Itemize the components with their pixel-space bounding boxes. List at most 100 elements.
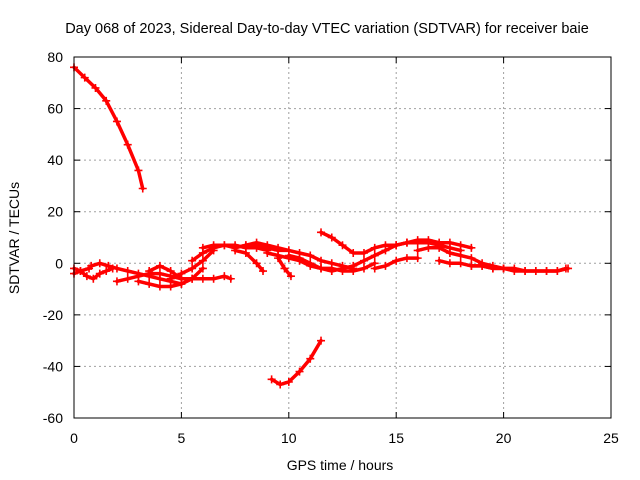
data-point xyxy=(188,274,197,283)
y-tick-label: 0 xyxy=(55,255,63,271)
y-tick-label: -60 xyxy=(43,410,63,426)
series-arc-18 xyxy=(370,254,422,273)
data-point xyxy=(317,256,326,265)
data-point xyxy=(359,256,368,265)
data-point xyxy=(456,241,465,250)
data-point xyxy=(488,264,497,273)
data-point xyxy=(402,238,411,247)
y-axis-label: SDTVAR / TECUs xyxy=(6,182,22,294)
data-point xyxy=(370,264,379,273)
data-point xyxy=(381,261,390,270)
data-point xyxy=(338,241,347,250)
data-point xyxy=(155,261,164,270)
data-point xyxy=(76,267,85,276)
data-point xyxy=(209,241,218,250)
data-point xyxy=(226,274,235,283)
data-point xyxy=(510,267,519,276)
series-arc-11 xyxy=(231,246,268,276)
data-point xyxy=(252,259,261,268)
data-point xyxy=(82,272,91,281)
data-point xyxy=(445,259,454,268)
data-point xyxy=(499,264,508,273)
data-point xyxy=(134,166,143,175)
y-tick-label: 40 xyxy=(47,152,63,168)
data-point xyxy=(263,248,272,257)
data-point xyxy=(306,354,315,363)
data-point xyxy=(564,264,573,273)
data-point xyxy=(445,248,454,257)
data-point xyxy=(327,233,336,242)
data-point xyxy=(155,282,164,291)
data-point xyxy=(456,251,465,260)
data-point xyxy=(370,243,379,252)
series-trace xyxy=(269,338,323,387)
series-arc-23 xyxy=(267,336,326,389)
x-tick-label: 25 xyxy=(603,430,619,446)
data-point xyxy=(198,264,207,273)
y-tick-label: 60 xyxy=(47,101,63,117)
data-point xyxy=(286,272,295,281)
data-point xyxy=(155,269,164,278)
axis-ticks: 0 5 10 15 20 25 -60 -40 -20 0 20 40 60 80 xyxy=(43,49,619,446)
data-point xyxy=(413,254,422,263)
data-point xyxy=(231,246,240,255)
data-point xyxy=(267,375,276,384)
data-point xyxy=(188,264,197,273)
data-point xyxy=(91,83,100,92)
data-point xyxy=(284,251,293,260)
plot-frame xyxy=(73,56,612,419)
chart-title: Day 068 of 2023, Sidereal Day-to-day VTE… xyxy=(65,21,589,37)
series-arc-22 xyxy=(467,261,573,276)
data-point xyxy=(274,254,283,263)
data-point xyxy=(413,236,422,245)
data-point xyxy=(338,264,347,273)
y-tick-label: 80 xyxy=(47,49,63,65)
x-tick-label: 0 xyxy=(70,430,78,446)
data-point xyxy=(145,267,154,276)
data-point xyxy=(467,243,476,252)
data-point xyxy=(456,259,465,268)
data-point xyxy=(112,117,121,126)
data-point xyxy=(177,269,186,278)
series-trace xyxy=(233,248,265,273)
data-point xyxy=(166,267,175,276)
data-point xyxy=(80,73,89,82)
series-trace xyxy=(469,264,570,273)
data-point xyxy=(166,274,175,283)
data-point xyxy=(198,243,207,252)
data-point xyxy=(252,238,261,247)
data-point xyxy=(145,279,154,288)
data-point xyxy=(317,228,326,237)
data-point xyxy=(370,251,379,260)
data-point xyxy=(467,254,476,263)
data-point xyxy=(209,274,218,283)
data-point xyxy=(435,243,444,252)
data-point xyxy=(241,241,250,250)
data-point xyxy=(295,367,304,376)
data-point xyxy=(467,261,476,270)
data-point xyxy=(349,248,358,257)
data-point xyxy=(95,269,104,278)
data-point xyxy=(220,272,229,281)
series-arc-16 xyxy=(317,228,401,257)
data-point xyxy=(280,264,289,273)
data-point xyxy=(138,184,147,193)
data-point xyxy=(317,336,326,345)
data-point xyxy=(478,261,487,270)
data-point xyxy=(392,256,401,265)
data-point xyxy=(220,241,229,250)
data-point xyxy=(104,261,113,270)
grid xyxy=(74,57,611,418)
data-point xyxy=(263,241,272,250)
series-trace xyxy=(72,65,145,191)
data-point xyxy=(102,96,111,105)
data-point xyxy=(317,264,326,273)
data-point xyxy=(521,267,530,276)
series-arc-8 xyxy=(166,246,218,283)
x-tick-label: 15 xyxy=(388,430,404,446)
data-point xyxy=(123,267,132,276)
data-point xyxy=(306,251,315,260)
data-point xyxy=(349,261,358,270)
data-point xyxy=(392,241,401,250)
======
EXERCISE GOAL
Can you put each line of the records above into a JSON list of strings, one string per line, with blank lines and the pictures left out?

CORRECT RESPONSE
[
  "Itemize the components with their pixel-space bounding boxes. List at most 100 elements.",
  "data-point xyxy=(188,274,197,283)",
  "y-tick-label: 0 xyxy=(55,255,63,271)",
  "y-tick-label: -60 xyxy=(43,410,63,426)",
  "series-arc-18 xyxy=(370,254,422,273)",
  "data-point xyxy=(317,256,326,265)",
  "data-point xyxy=(359,256,368,265)",
  "data-point xyxy=(456,241,465,250)",
  "data-point xyxy=(488,264,497,273)",
  "data-point xyxy=(402,238,411,247)",
  "y-axis-label: SDTVAR / TECUs xyxy=(6,182,22,294)",
  "data-point xyxy=(370,264,379,273)",
  "data-point xyxy=(381,261,390,270)",
  "data-point xyxy=(338,241,347,250)",
  "data-point xyxy=(155,261,164,270)",
  "data-point xyxy=(76,267,85,276)",
  "data-point xyxy=(209,241,218,250)",
  "data-point xyxy=(226,274,235,283)",
  "data-point xyxy=(510,267,519,276)",
  "series-arc-11 xyxy=(231,246,268,276)",
  "data-point xyxy=(252,259,261,268)",
  "data-point xyxy=(82,272,91,281)",
  "data-point xyxy=(445,259,454,268)",
  "data-point xyxy=(499,264,508,273)",
  "data-point xyxy=(134,166,143,175)",
  "y-tick-label: 40 xyxy=(47,152,63,168)",
  "data-point xyxy=(263,248,272,257)",
  "data-point xyxy=(306,354,315,363)",
  "data-point xyxy=(564,264,573,273)",
  "data-point xyxy=(445,248,454,257)",
  "data-point xyxy=(327,233,336,242)",
  "data-point xyxy=(155,282,164,291)",
  "data-point xyxy=(456,251,465,260)",
  "data-point xyxy=(370,243,379,252)",
  "series-trace xyxy=(269,338,323,387)",
  "series-arc-23 xyxy=(267,336,326,389)",
  "x-tick-label: 25 xyxy=(603,430,619,446)",
  "data-point xyxy=(198,264,207,273)",
  "y-tick-label: 60 xyxy=(47,101,63,117)",
  "data-point xyxy=(286,272,295,281)",
  "data-point xyxy=(155,269,164,278)",
  "axis-ticks: 0 5 10 15 20 25 -60 -40 -20 0 20 40 60 80 xyxy=(43,49,619,446)",
  "data-point xyxy=(413,254,422,263)",
  "data-point xyxy=(231,246,240,255)",
  "data-point xyxy=(267,375,276,384)",
  "data-point xyxy=(188,264,197,273)",
  "data-point xyxy=(91,83,100,92)",
  "data-point xyxy=(284,251,293,260)",
  "plot-frame xyxy=(73,56,612,419)",
  "chart-title: Day 068 of 2023, Sidereal Day-to-day VTE… xyxy=(65,21,589,37)",
  "series-arc-22 xyxy=(467,261,573,276)",
  "data-point xyxy=(274,254,283,263)",
  "data-point xyxy=(413,236,422,245)",
  "data-point xyxy=(338,264,347,273)",
  "y-tick-label: 80 xyxy=(47,49,63,65)",
  "x-tick-label: 0 xyxy=(70,430,78,446)",
  "data-point xyxy=(145,267,154,276)",
  "data-point xyxy=(467,243,476,252)",
  "data-point xyxy=(456,259,465,268)",
  "data-point xyxy=(112,117,121,126)",
  "data-point xyxy=(177,269,186,278)",
  "series-trace xyxy=(233,248,265,273)",
  "data-point xyxy=(166,267,175,276)",
  "data-point xyxy=(80,73,89,82)",
  "series-trace xyxy=(469,264,570,273)",
  "data-point xyxy=(166,274,175,283)",
  "data-point xyxy=(198,243,207,252)",
  "data-point xyxy=(252,238,261,247)",
  "data-point xyxy=(145,279,154,288)",
  "data-point xyxy=(317,228,326,237)",
  "data-point xyxy=(370,251,379,260)",
  "data-point xyxy=(467,254,476,263)",
  "data-point xyxy=(209,274,218,283)",
  "data-point xyxy=(435,243,444,252)",
  "data-point xyxy=(241,241,250,250)",
  "data-point xyxy=(295,367,304,376)",
  "data-point xyxy=(467,261,476,270)",
  "data-point xyxy=(349,248,358,257)",
  "data-point xyxy=(95,269,104,278)",
  "data-point xyxy=(220,272,229,281)",
  "series-arc-16 xyxy=(317,228,401,257)",
  "data-point xyxy=(280,264,289,273)",
  "data-point xyxy=(138,184,147,193)",
  "data-point xyxy=(317,336,326,345)",
  "data-point xyxy=(478,261,487,270)",
  "data-point xyxy=(392,256,401,265)",
  "data-point xyxy=(220,241,229,250)",
  "data-point xyxy=(104,261,113,270)",
  "grid xyxy=(74,57,611,418)",
  "data-point xyxy=(263,241,272,250)",
  "series-trace xyxy=(72,65,145,191)",
  "data-point xyxy=(102,96,111,105)",
  "data-point xyxy=(317,264,326,273)",
  "data-point xyxy=(521,267,530,276)",
  "series-arc-8 xyxy=(166,246,218,283)",
  "x-tick-label: 15 xyxy=(388,430,404,446)",
  "data-point xyxy=(123,267,132,276)",
  "data-point xyxy=(306,251,315,260)",
  "data-point xyxy=(349,261,358,270)",
  "data-point xyxy=(392,241,401,250)"
]